REQUEST:
Print the data that follows exactly.

Data entries
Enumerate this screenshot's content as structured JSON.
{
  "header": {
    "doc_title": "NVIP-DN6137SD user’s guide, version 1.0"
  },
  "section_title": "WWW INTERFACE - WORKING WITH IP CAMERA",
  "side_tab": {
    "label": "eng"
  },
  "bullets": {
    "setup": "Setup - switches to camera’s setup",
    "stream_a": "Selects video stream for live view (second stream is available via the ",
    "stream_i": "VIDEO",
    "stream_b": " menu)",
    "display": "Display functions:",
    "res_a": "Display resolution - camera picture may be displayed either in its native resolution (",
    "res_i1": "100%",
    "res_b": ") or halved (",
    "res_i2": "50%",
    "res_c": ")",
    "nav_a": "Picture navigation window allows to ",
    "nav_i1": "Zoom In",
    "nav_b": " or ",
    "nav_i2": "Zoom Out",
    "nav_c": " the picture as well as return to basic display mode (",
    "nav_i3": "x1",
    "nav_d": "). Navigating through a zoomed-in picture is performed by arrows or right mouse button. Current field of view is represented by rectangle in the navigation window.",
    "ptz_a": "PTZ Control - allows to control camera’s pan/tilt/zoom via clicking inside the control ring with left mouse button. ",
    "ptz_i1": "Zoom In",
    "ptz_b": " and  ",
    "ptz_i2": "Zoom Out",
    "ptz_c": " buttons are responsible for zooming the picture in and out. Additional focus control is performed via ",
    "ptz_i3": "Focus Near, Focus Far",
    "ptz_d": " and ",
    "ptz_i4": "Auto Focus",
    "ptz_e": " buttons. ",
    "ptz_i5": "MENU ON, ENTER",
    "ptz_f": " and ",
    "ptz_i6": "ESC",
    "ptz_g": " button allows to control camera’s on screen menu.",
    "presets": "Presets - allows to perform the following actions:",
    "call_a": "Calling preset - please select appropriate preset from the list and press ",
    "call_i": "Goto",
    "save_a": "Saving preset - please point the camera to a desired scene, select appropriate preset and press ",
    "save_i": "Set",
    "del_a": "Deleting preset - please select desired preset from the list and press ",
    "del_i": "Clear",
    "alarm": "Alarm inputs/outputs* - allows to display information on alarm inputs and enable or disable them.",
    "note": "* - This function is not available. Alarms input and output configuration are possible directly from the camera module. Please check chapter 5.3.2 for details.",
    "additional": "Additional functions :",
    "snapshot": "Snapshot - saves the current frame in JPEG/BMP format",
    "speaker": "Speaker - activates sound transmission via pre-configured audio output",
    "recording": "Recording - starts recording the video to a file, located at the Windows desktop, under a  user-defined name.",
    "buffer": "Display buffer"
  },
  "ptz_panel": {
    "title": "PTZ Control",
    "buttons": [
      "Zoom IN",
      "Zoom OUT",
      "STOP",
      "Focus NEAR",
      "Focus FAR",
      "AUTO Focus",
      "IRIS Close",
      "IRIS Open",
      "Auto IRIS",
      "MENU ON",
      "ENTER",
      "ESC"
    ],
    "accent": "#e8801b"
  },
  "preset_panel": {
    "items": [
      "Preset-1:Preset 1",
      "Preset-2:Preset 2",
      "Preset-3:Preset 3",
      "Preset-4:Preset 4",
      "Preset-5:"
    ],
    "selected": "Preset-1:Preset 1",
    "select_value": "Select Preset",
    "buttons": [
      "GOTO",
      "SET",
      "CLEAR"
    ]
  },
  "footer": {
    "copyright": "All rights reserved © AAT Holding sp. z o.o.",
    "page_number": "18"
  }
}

CORRECT ANSWER:
Enumerate this screenshot's content as structured JSON.
{
  "header": {
    "doc_title": "NVIP-DN6137SD user’s guide, version 1.0"
  },
  "section_title": "WWW INTERFACE - WORKING WITH IP CAMERA",
  "side_tab": {
    "label": "eng"
  },
  "bullets": {
    "setup": "Setup - switches to camera’s setup",
    "stream_a": "Selects video stream for live view (second stream is available via the ",
    "stream_i": "VIDEO",
    "stream_b": " menu)",
    "display": "Display functions:",
    "res_a": "Display resolution - camera picture may be displayed either in its native resolution (",
    "res_i1": "100%",
    "res_b": ") or halved (",
    "res_i2": "50%",
    "res_c": ")",
    "nav_a": "Picture navigation window allows to ",
    "nav_i1": "Zoom In",
    "nav_b": " or ",
    "nav_i2": "Zoom Out",
    "nav_c": " the picture as well as return to basic display mode (",
    "nav_i3": "x1",
    "nav_d": "). Navigating through a zoomed-in picture is performed by arrows or right mouse button. Current field of view is represented by rectangle in the navigation window.",
    "ptz_a": "PTZ Control - allows to control camera’s pan/tilt/zoom via clicking inside the control ring with left mouse button. ",
    "ptz_i1": "Zoom In",
    "ptz_b": " and  ",
    "ptz_i2": "Zoom Out",
    "ptz_c": " buttons are responsible for zooming the picture in and out. Additional focus control is performed via ",
    "ptz_i3": "Focus Near, Focus Far",
    "ptz_d": " and ",
    "ptz_i4": "Auto Focus",
    "ptz_e": " buttons. ",
    "ptz_i5": "MENU ON, ENTER",
    "ptz_f": " and ",
    "ptz_i6": "ESC",
    "ptz_g": " button allows to control camera’s on screen menu.",
    "presets": "Presets - allows to perform the following actions:",
    "call_a": "Calling preset - please select appropriate preset from the list and press ",
    "call_i": "Goto",
    "save_a": "Saving preset - please point the camera to a desired scene, select appropriate preset and press ",
    "save_i": "Set",
    "del_a": "Deleting preset - please select desired preset from the list and press ",
    "del_i": "Clear",
    "alarm": "Alarm inputs/outputs* - allows to display information on alarm inputs and enable or disable them.",
    "note": "* - This function is not available. Alarms input and output configuration are possible directly from the camera module. Please check chapter 5.3.2 for details.",
    "additional": "Additional functions :",
    "snapshot": "Snapshot - saves the current frame in JPEG/BMP format",
    "speaker": "Speaker - activates sound transmission via pre-configured audio output",
    "recording": "Recording - starts recording the video to a file, located at the Windows desktop, under a  user-defined name.",
    "buffer": "Display buffer"
  },
  "ptz_panel": {
    "title": "PTZ Control",
    "buttons": [
      "Zoom IN",
      "Zoom OUT",
      "STOP",
      "Focus NEAR",
      "Focus FAR",
      "AUTO Focus",
      "IRIS Close",
      "IRIS Open",
      "Auto IRIS",
      "MENU ON",
      "ENTER",
      "ESC"
    ],
    "accent": "#e8801b"
  },
  "preset_panel": {
    "items": [
      "Preset-1:Preset 1",
      "Preset-2:Preset 2",
      "Preset-3:Preset 3",
      "Preset-4:Preset 4",
      "Preset-5:"
    ],
    "selected": "Preset-1:Preset 1",
    "select_value": "Select Preset",
    "buttons": [
      "GOTO",
      "SET",
      "CLEAR"
    ]
  },
  "footer": {
    "copyright": "All rights reserved © AAT Holding sp. z o.o.",
    "page_number": "18"
  }
}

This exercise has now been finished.